Repeat every line of the listing below exactly, minus the pictures.

== GIVEN RECORDS ==
=-=-=-=-=

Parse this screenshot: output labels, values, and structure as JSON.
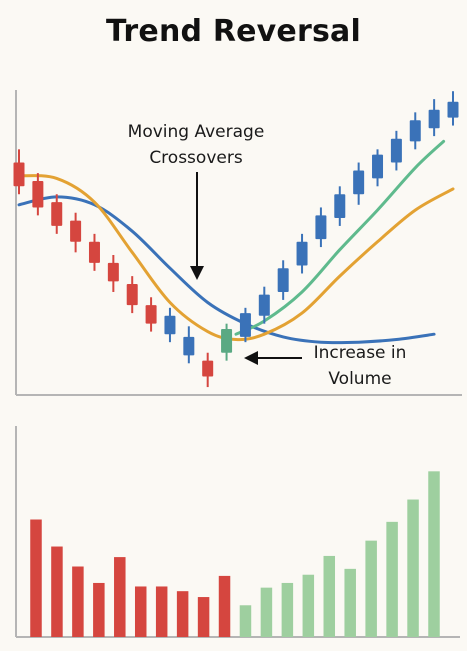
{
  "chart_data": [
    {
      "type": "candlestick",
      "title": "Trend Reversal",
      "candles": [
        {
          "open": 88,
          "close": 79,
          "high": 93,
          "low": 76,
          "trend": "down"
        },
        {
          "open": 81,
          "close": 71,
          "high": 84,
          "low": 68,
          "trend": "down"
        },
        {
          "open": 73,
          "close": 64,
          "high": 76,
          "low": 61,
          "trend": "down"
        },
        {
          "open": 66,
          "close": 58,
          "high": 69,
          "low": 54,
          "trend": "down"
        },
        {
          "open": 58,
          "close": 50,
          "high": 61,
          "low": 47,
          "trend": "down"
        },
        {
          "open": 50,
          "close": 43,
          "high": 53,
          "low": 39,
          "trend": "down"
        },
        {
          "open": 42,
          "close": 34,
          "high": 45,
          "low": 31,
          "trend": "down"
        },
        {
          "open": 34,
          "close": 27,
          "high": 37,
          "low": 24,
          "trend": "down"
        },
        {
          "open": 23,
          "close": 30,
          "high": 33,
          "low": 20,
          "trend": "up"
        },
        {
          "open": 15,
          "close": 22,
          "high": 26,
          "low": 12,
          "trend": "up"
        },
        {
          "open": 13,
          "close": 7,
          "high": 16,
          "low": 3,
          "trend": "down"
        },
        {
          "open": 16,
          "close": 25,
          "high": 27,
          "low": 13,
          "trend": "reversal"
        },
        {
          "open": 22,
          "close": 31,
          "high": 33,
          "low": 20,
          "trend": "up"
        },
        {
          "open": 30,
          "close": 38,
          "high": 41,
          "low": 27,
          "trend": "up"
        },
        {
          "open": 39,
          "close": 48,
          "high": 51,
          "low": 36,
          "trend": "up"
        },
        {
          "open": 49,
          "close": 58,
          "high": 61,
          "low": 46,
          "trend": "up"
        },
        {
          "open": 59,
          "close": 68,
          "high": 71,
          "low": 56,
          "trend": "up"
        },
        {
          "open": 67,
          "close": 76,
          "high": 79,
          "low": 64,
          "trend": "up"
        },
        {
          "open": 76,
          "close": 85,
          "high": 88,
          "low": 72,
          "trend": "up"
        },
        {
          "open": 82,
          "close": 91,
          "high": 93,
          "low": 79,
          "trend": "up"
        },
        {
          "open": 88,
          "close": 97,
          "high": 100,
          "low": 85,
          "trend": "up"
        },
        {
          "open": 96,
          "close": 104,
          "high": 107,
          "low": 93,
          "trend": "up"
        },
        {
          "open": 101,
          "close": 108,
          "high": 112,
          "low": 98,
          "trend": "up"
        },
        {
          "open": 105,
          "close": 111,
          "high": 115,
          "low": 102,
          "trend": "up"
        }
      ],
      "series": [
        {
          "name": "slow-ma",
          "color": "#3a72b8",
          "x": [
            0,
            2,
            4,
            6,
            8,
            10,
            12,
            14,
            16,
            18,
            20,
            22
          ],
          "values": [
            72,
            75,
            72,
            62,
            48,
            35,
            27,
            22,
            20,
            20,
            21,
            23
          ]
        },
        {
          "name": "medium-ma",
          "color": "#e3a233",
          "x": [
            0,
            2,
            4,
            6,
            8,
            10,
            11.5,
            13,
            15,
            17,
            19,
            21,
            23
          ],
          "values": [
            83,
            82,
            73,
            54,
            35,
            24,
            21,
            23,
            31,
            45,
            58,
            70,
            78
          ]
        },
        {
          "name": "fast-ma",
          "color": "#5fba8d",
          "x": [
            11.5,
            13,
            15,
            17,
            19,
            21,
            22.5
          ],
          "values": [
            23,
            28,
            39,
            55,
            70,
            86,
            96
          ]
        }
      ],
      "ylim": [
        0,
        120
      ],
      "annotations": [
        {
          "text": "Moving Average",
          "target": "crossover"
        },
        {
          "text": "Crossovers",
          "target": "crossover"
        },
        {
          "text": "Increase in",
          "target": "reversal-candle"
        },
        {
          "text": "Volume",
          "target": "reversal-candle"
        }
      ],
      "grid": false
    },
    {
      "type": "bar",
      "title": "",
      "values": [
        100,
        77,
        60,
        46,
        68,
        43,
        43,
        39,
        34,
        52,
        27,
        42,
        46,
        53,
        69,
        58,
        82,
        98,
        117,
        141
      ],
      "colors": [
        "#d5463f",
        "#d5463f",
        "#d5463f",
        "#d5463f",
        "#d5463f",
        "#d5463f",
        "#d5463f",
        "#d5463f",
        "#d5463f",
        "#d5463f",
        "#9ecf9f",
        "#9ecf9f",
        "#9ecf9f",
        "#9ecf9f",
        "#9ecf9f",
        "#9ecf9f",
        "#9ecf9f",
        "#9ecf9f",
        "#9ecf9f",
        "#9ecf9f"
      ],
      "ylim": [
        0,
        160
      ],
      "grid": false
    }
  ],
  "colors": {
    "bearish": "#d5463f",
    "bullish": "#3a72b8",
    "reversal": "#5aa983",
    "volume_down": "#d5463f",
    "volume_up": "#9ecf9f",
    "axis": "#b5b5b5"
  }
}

=-=-=-=-=

== FINISHED EXERCISE ==
Parse this screenshot: output labels, values, and structure as JSON.
{
  "chart_data": [
    {
      "type": "candlestick",
      "title": "Trend Reversal",
      "candles": [
        {
          "open": 88,
          "close": 79,
          "high": 93,
          "low": 76,
          "trend": "down"
        },
        {
          "open": 81,
          "close": 71,
          "high": 84,
          "low": 68,
          "trend": "down"
        },
        {
          "open": 73,
          "close": 64,
          "high": 76,
          "low": 61,
          "trend": "down"
        },
        {
          "open": 66,
          "close": 58,
          "high": 69,
          "low": 54,
          "trend": "down"
        },
        {
          "open": 58,
          "close": 50,
          "high": 61,
          "low": 47,
          "trend": "down"
        },
        {
          "open": 50,
          "close": 43,
          "high": 53,
          "low": 39,
          "trend": "down"
        },
        {
          "open": 42,
          "close": 34,
          "high": 45,
          "low": 31,
          "trend": "down"
        },
        {
          "open": 34,
          "close": 27,
          "high": 37,
          "low": 24,
          "trend": "down"
        },
        {
          "open": 23,
          "close": 30,
          "high": 33,
          "low": 20,
          "trend": "up"
        },
        {
          "open": 15,
          "close": 22,
          "high": 26,
          "low": 12,
          "trend": "up"
        },
        {
          "open": 13,
          "close": 7,
          "high": 16,
          "low": 3,
          "trend": "down"
        },
        {
          "open": 16,
          "close": 25,
          "high": 27,
          "low": 13,
          "trend": "reversal"
        },
        {
          "open": 22,
          "close": 31,
          "high": 33,
          "low": 20,
          "trend": "up"
        },
        {
          "open": 30,
          "close": 38,
          "high": 41,
          "low": 27,
          "trend": "up"
        },
        {
          "open": 39,
          "close": 48,
          "high": 51,
          "low": 36,
          "trend": "up"
        },
        {
          "open": 49,
          "close": 58,
          "high": 61,
          "low": 46,
          "trend": "up"
        },
        {
          "open": 59,
          "close": 68,
          "high": 71,
          "low": 56,
          "trend": "up"
        },
        {
          "open": 67,
          "close": 76,
          "high": 79,
          "low": 64,
          "trend": "up"
        },
        {
          "open": 76,
          "close": 85,
          "high": 88,
          "low": 72,
          "trend": "up"
        },
        {
          "open": 82,
          "close": 91,
          "high": 93,
          "low": 79,
          "trend": "up"
        },
        {
          "open": 88,
          "close": 97,
          "high": 100,
          "low": 85,
          "trend": "up"
        },
        {
          "open": 96,
          "close": 104,
          "high": 107,
          "low": 93,
          "trend": "up"
        },
        {
          "open": 101,
          "close": 108,
          "high": 112,
          "low": 98,
          "trend": "up"
        },
        {
          "open": 105,
          "close": 111,
          "high": 115,
          "low": 102,
          "trend": "up"
        }
      ],
      "series": [
        {
          "name": "slow-ma",
          "color": "#3a72b8",
          "x": [
            0,
            2,
            4,
            6,
            8,
            10,
            12,
            14,
            16,
            18,
            20,
            22
          ],
          "values": [
            72,
            75,
            72,
            62,
            48,
            35,
            27,
            22,
            20,
            20,
            21,
            23
          ]
        },
        {
          "name": "medium-ma",
          "color": "#e3a233",
          "x": [
            0,
            2,
            4,
            6,
            8,
            10,
            11.5,
            13,
            15,
            17,
            19,
            21,
            23
          ],
          "values": [
            83,
            82,
            73,
            54,
            35,
            24,
            21,
            23,
            31,
            45,
            58,
            70,
            78
          ]
        },
        {
          "name": "fast-ma",
          "color": "#5fba8d",
          "x": [
            11.5,
            13,
            15,
            17,
            19,
            21,
            22.5
          ],
          "values": [
            23,
            28,
            39,
            55,
            70,
            86,
            96
          ]
        }
      ],
      "ylim": [
        0,
        120
      ],
      "annotations": [
        {
          "text": "Moving Average",
          "target": "crossover"
        },
        {
          "text": "Crossovers",
          "target": "crossover"
        },
        {
          "text": "Increase in",
          "target": "reversal-candle"
        },
        {
          "text": "Volume",
          "target": "reversal-candle"
        }
      ],
      "grid": false
    },
    {
      "type": "bar",
      "title": "",
      "values": [
        100,
        77,
        60,
        46,
        68,
        43,
        43,
        39,
        34,
        52,
        27,
        42,
        46,
        53,
        69,
        58,
        82,
        98,
        117,
        141
      ],
      "colors": [
        "#d5463f",
        "#d5463f",
        "#d5463f",
        "#d5463f",
        "#d5463f",
        "#d5463f",
        "#d5463f",
        "#d5463f",
        "#d5463f",
        "#d5463f",
        "#9ecf9f",
        "#9ecf9f",
        "#9ecf9f",
        "#9ecf9f",
        "#9ecf9f",
        "#9ecf9f",
        "#9ecf9f",
        "#9ecf9f",
        "#9ecf9f",
        "#9ecf9f"
      ],
      "ylim": [
        0,
        160
      ],
      "grid": false
    }
  ],
  "colors": {
    "bearish": "#d5463f",
    "bullish": "#3a72b8",
    "reversal": "#5aa983",
    "volume_down": "#d5463f",
    "volume_up": "#9ecf9f",
    "axis": "#b5b5b5"
  }
}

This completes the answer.